** Objective **
From the listing below, return each line that includes "this".

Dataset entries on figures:

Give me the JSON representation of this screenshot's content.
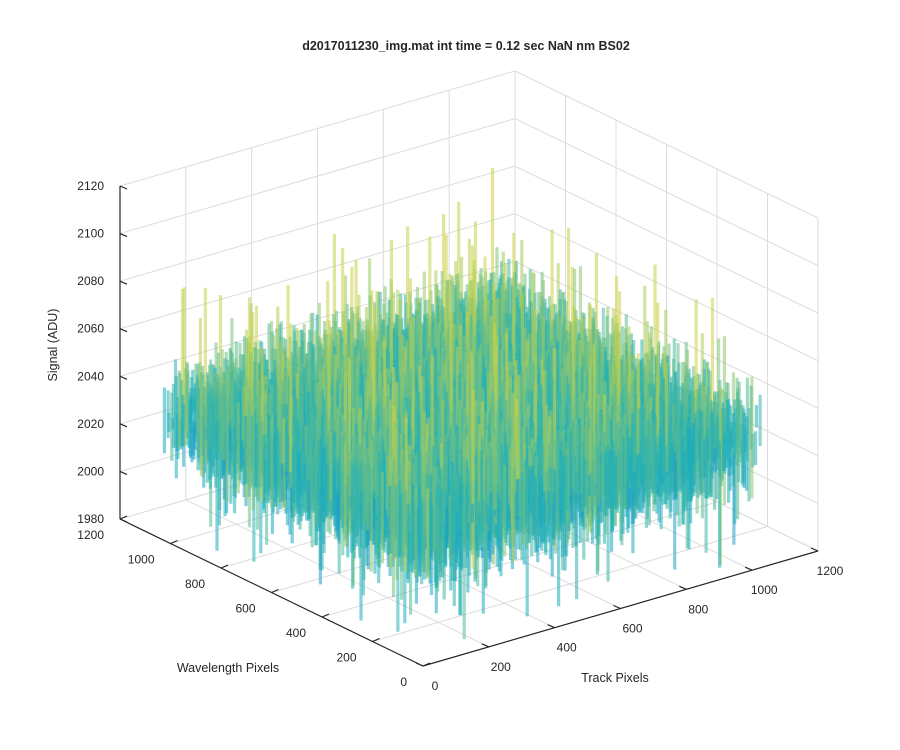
{
  "chart_data": {
    "type": "surface",
    "title": "d2017011230_img.mat int time = 0.12 sec  NaN nm BS02",
    "xlabel": "Track Pixels",
    "ylabel": "Wavelength Pixels",
    "zlabel": "Signal (ADU)",
    "xlim": [
      0,
      1200
    ],
    "ylim": [
      0,
      1200
    ],
    "zlim": [
      1980,
      2120
    ],
    "xticks": [
      "0",
      "200",
      "400",
      "600",
      "800",
      "1000",
      "1200"
    ],
    "yticks": [
      "0",
      "200",
      "400",
      "600",
      "800",
      "1000",
      "1200"
    ],
    "zticks": [
      "1980",
      "2000",
      "2020",
      "2040",
      "2060",
      "2080",
      "2100",
      "2120"
    ],
    "data_extent": {
      "x": [
        0,
        1024
      ],
      "y": [
        0,
        1024
      ]
    },
    "signal_baseline": 2035,
    "signal_typical_range": [
      2000,
      2070
    ],
    "signal_max_approx": 2110,
    "signal_min_approx": 1985,
    "colormap": "parula",
    "grid": true,
    "colors": {
      "low": "#1a8fd6",
      "mid": "#1fb0b8",
      "high": "#c8d24a",
      "axis": "#262626",
      "grid": "#dcdcdc"
    }
  }
}
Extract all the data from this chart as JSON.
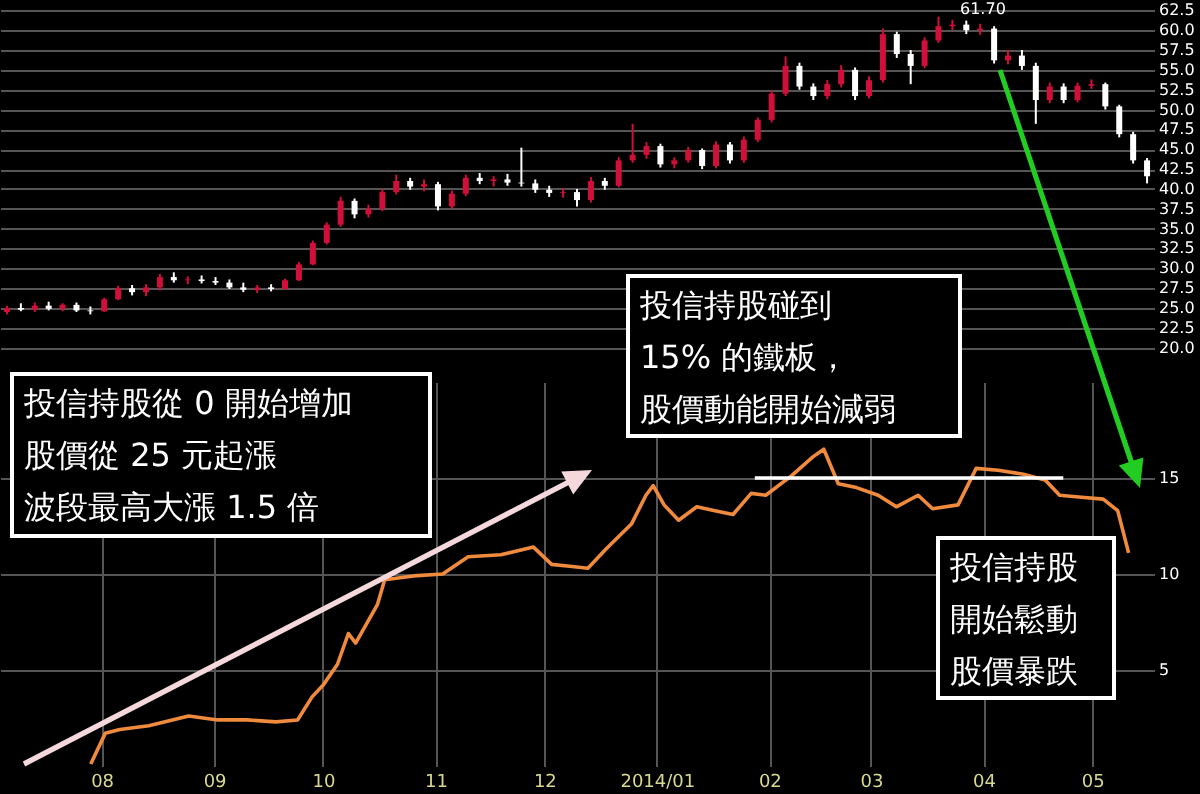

** Response **
Give me the JSON representation of this screenshot's content.
Extract all the data from this chart as JSON.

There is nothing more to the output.